━━━ Records provided ━━━

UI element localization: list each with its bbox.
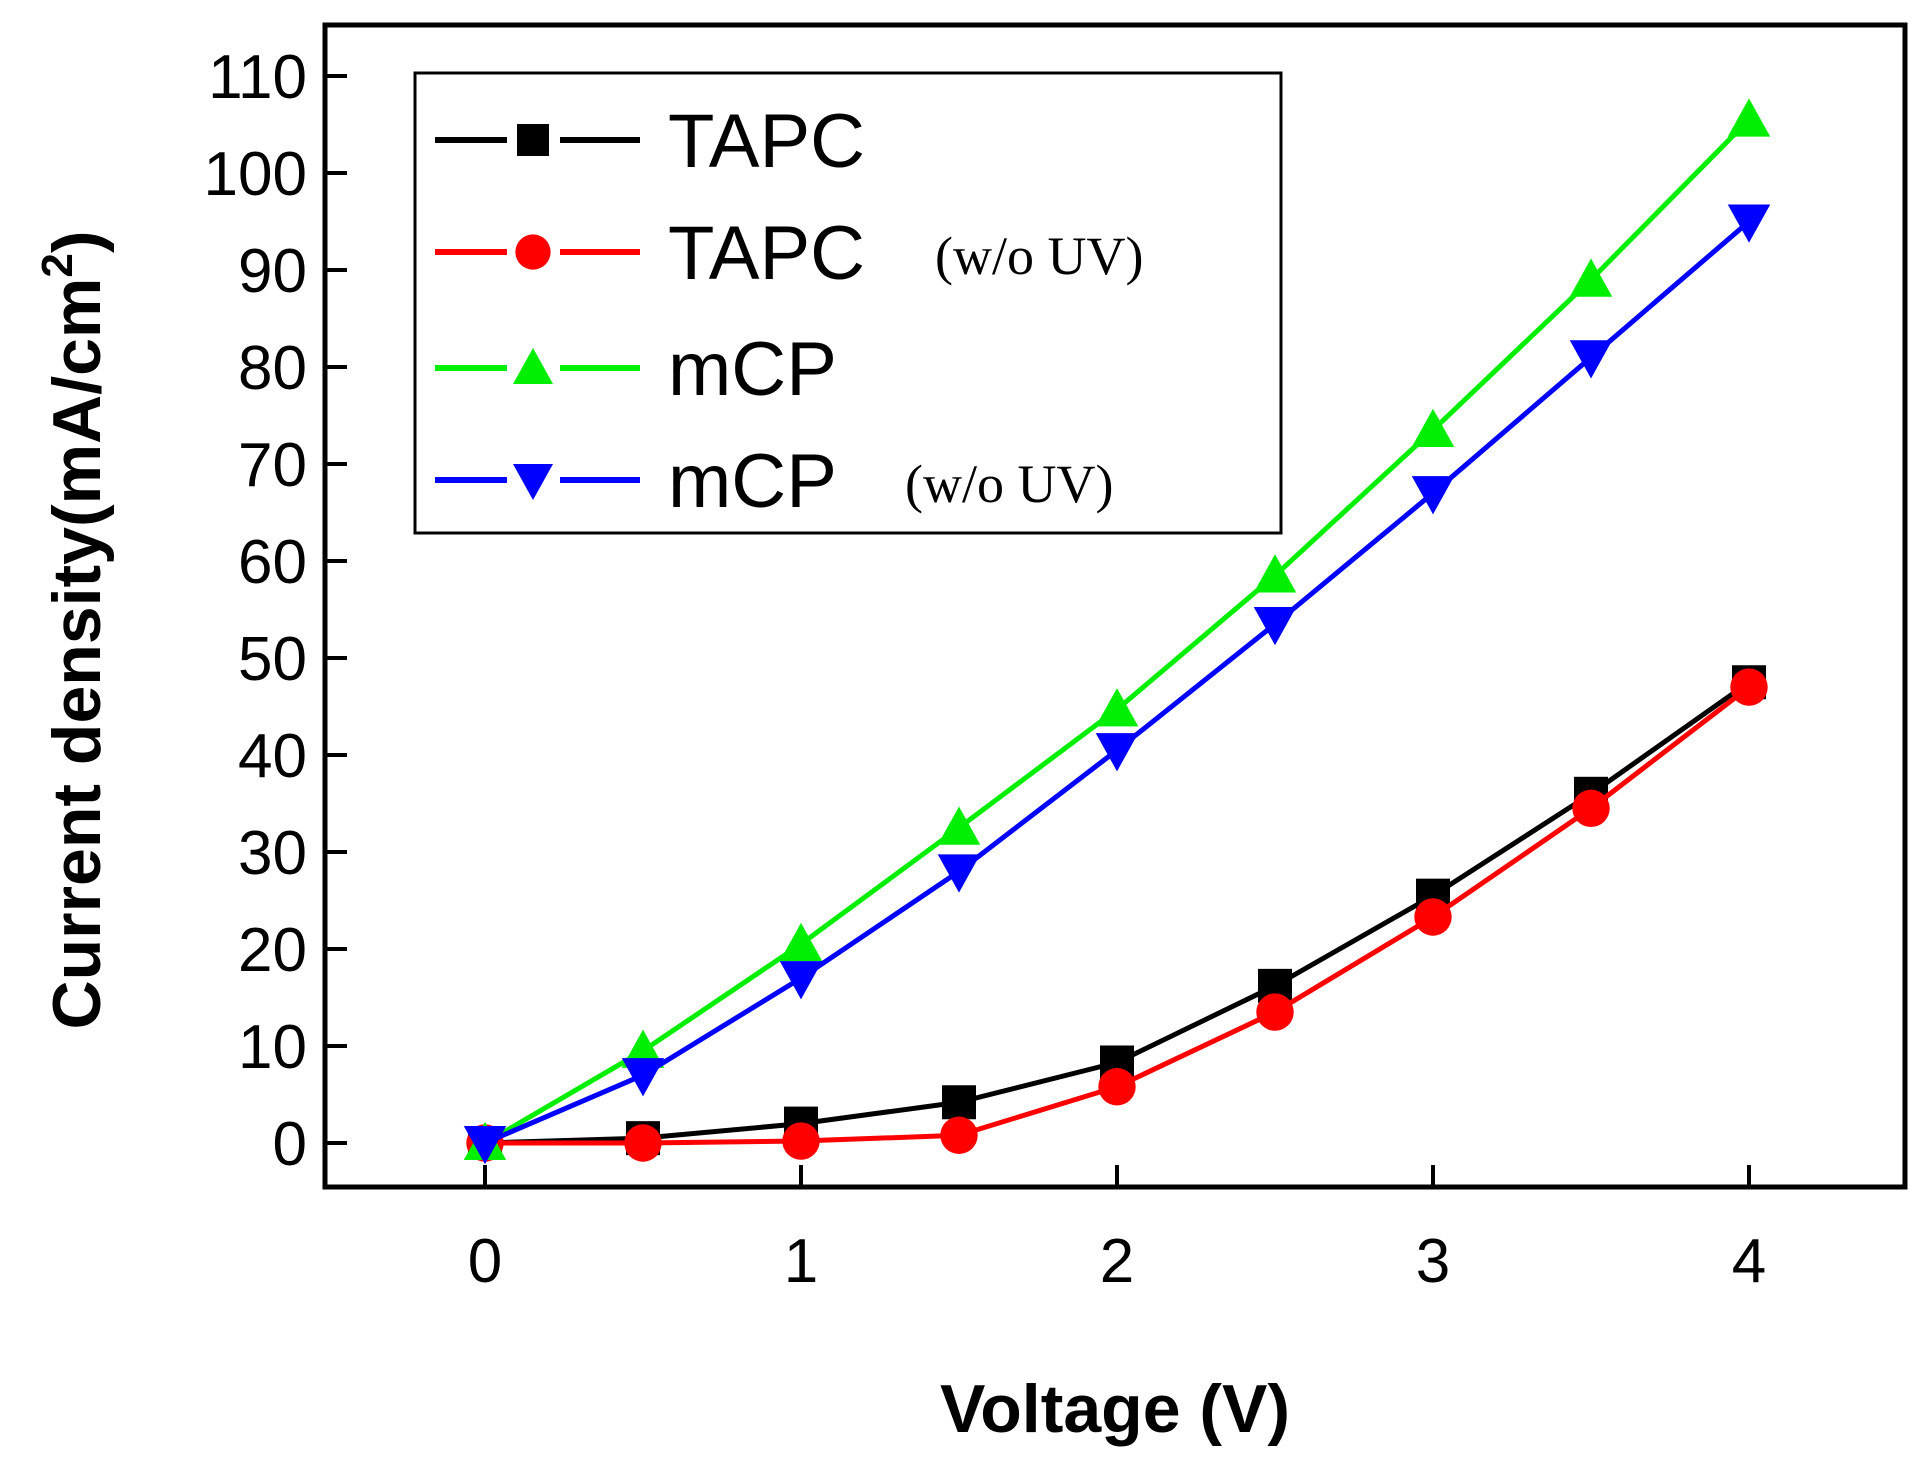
legend-label: mCP [668,327,837,412]
y-axis: 0 10 20 30 40 50 60 70 80 90 100 110 [204,43,347,1179]
x-tick-label: 1 [784,1227,818,1296]
legend-marker [513,464,553,500]
y-axis-title-superscript: 2 [33,253,82,277]
y-tick-label: 40 [238,722,307,791]
y-tick-label: 90 [238,237,307,306]
y-tick-label: 100 [204,140,307,209]
x-tick-label: 0 [468,1227,502,1296]
data-point [624,1124,662,1162]
data-point [1098,1068,1136,1106]
x-tick-label: 2 [1100,1227,1134,1296]
data-point [942,1085,976,1120]
data-point [1253,607,1297,646]
series-layer [463,98,1771,1165]
legend-label: TAPC [668,99,865,184]
data-point [1569,258,1613,297]
data-point [937,806,981,845]
data-point [1256,993,1294,1031]
x-tick-label: 4 [1732,1227,1766,1296]
y-axis-title-close: ) [39,230,115,253]
y-axis-title-main: Current density(mA/cm [39,278,115,1030]
legend: TAPC TAPC (w/o UV) mCP mCP (w/o UV) [413,71,1283,535]
y-tick-label: 70 [238,431,307,500]
legend-marker [513,348,553,384]
x-axis-title: Voltage (V) [940,1371,1290,1447]
legend-label: mCP [668,439,837,524]
x-axis: 0 1 2 3 4 [468,1165,1766,1296]
legend-items: TAPC TAPC (w/o UV) mCP mCP (w/o UV) [435,99,1143,524]
data-point [1411,476,1455,515]
data-point [1569,340,1613,379]
y-tick-label: 10 [238,1013,307,1082]
x-tick-label: 3 [1416,1227,1450,1296]
data-point [1095,688,1139,727]
data-point [621,1058,665,1097]
y-tick-label: 60 [238,528,307,597]
data-point [779,961,823,1000]
y-axis-title: Current density(mA/cm2) [33,230,115,1029]
y-tick-label: 110 [208,43,307,112]
series-4 [463,204,1771,1165]
data-point [1727,98,1771,137]
data-point [1411,408,1455,448]
data-point [1730,668,1768,706]
legend-item: TAPC (w/o UV) [435,211,1143,296]
data-point [779,922,823,962]
y-tick-label: 20 [238,916,307,985]
data-point [1727,204,1771,243]
y-tick-label: 0 [273,1110,307,1179]
legend-note: (w/o UV) [905,454,1113,514]
data-point [1572,789,1610,828]
data-point [940,1116,978,1154]
data-point [1095,733,1139,772]
legend-item: TAPC [435,99,865,184]
legend-marker [515,234,551,270]
data-point [463,1126,507,1165]
legend-box [413,71,1283,535]
data-point [937,854,981,893]
legend-label: TAPC [668,211,865,296]
y-tick-label: 80 [238,334,307,403]
series-2 [466,668,1768,1162]
legend-note: (w/o UV) [935,226,1143,286]
legend-marker [517,124,549,156]
y-tick-label: 30 [238,819,307,888]
data-point [1253,554,1297,593]
legend-item: mCP [435,327,837,412]
y-tick-label: 50 [238,625,307,694]
data-point [1414,898,1452,936]
legend-item: mCP (w/o UV) [435,439,1113,524]
data-point [782,1122,820,1160]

━━━

Task brief
Copy every line of the data above word for word, leaving out the pictures.

Exercise response
UI element localization: list each with its bbox.
legend-label: mCP [668,327,837,412]
y-axis: 0 10 20 30 40 50 60 70 80 90 100 110 [204,43,347,1179]
x-tick-label: 1 [784,1227,818,1296]
legend-marker [513,464,553,500]
y-axis-title-superscript: 2 [33,253,82,277]
y-tick-label: 40 [238,722,307,791]
y-tick-label: 90 [238,237,307,306]
y-tick-label: 100 [204,140,307,209]
x-tick-label: 0 [468,1227,502,1296]
data-point [624,1124,662,1162]
data-point [1098,1068,1136,1106]
x-tick-label: 2 [1100,1227,1134,1296]
data-point [942,1085,976,1120]
data-point [1253,607,1297,646]
series-layer [463,98,1771,1165]
legend-label: TAPC [668,99,865,184]
data-point [1569,258,1613,297]
data-point [937,806,981,845]
data-point [1256,993,1294,1031]
x-tick-label: 4 [1732,1227,1766,1296]
y-axis-title-close: ) [39,230,115,253]
y-axis-title-main: Current density(mA/cm [39,278,115,1030]
legend: TAPC TAPC (w/o UV) mCP mCP (w/o UV) [413,71,1283,535]
y-tick-label: 70 [238,431,307,500]
legend-marker [513,348,553,384]
x-axis-title: Voltage (V) [940,1371,1290,1447]
legend-label: mCP [668,439,837,524]
x-axis: 0 1 2 3 4 [468,1165,1766,1296]
legend-items: TAPC TAPC (w/o UV) mCP mCP (w/o UV) [435,99,1143,524]
data-point [1411,476,1455,515]
data-point [1569,340,1613,379]
y-tick-label: 10 [238,1013,307,1082]
x-tick-label: 3 [1416,1227,1450,1296]
data-point [1095,688,1139,727]
data-point [621,1058,665,1097]
y-tick-label: 60 [238,528,307,597]
data-point [779,961,823,1000]
y-axis-title: Current density(mA/cm2) [33,230,115,1029]
y-tick-label: 110 [208,43,307,112]
series-4 [463,204,1771,1165]
data-point [1727,98,1771,137]
data-point [1411,408,1455,448]
data-point [1730,668,1768,706]
legend-item: TAPC (w/o UV) [435,211,1143,296]
data-point [779,922,823,962]
y-tick-label: 20 [238,916,307,985]
data-point [1727,204,1771,243]
y-tick-label: 0 [273,1110,307,1179]
legend-note: (w/o UV) [905,454,1113,514]
data-point [1572,789,1610,828]
data-point [940,1116,978,1154]
data-point [1095,733,1139,772]
legend-item: TAPC [435,99,865,184]
legend-marker [515,234,551,270]
data-point [463,1126,507,1165]
legend-box [413,71,1283,535]
data-point [937,854,981,893]
legend-label: TAPC [668,211,865,296]
y-tick-label: 80 [238,334,307,403]
series-2 [466,668,1768,1162]
legend-note: (w/o UV) [935,226,1143,286]
legend-marker [517,124,549,156]
y-tick-label: 30 [238,819,307,888]
data-point [1253,554,1297,593]
legend-item: mCP [435,327,837,412]
y-tick-label: 50 [238,625,307,694]
data-point [1414,898,1452,936]
legend-item: mCP (w/o UV) [435,439,1113,524]
data-point [782,1122,820,1160]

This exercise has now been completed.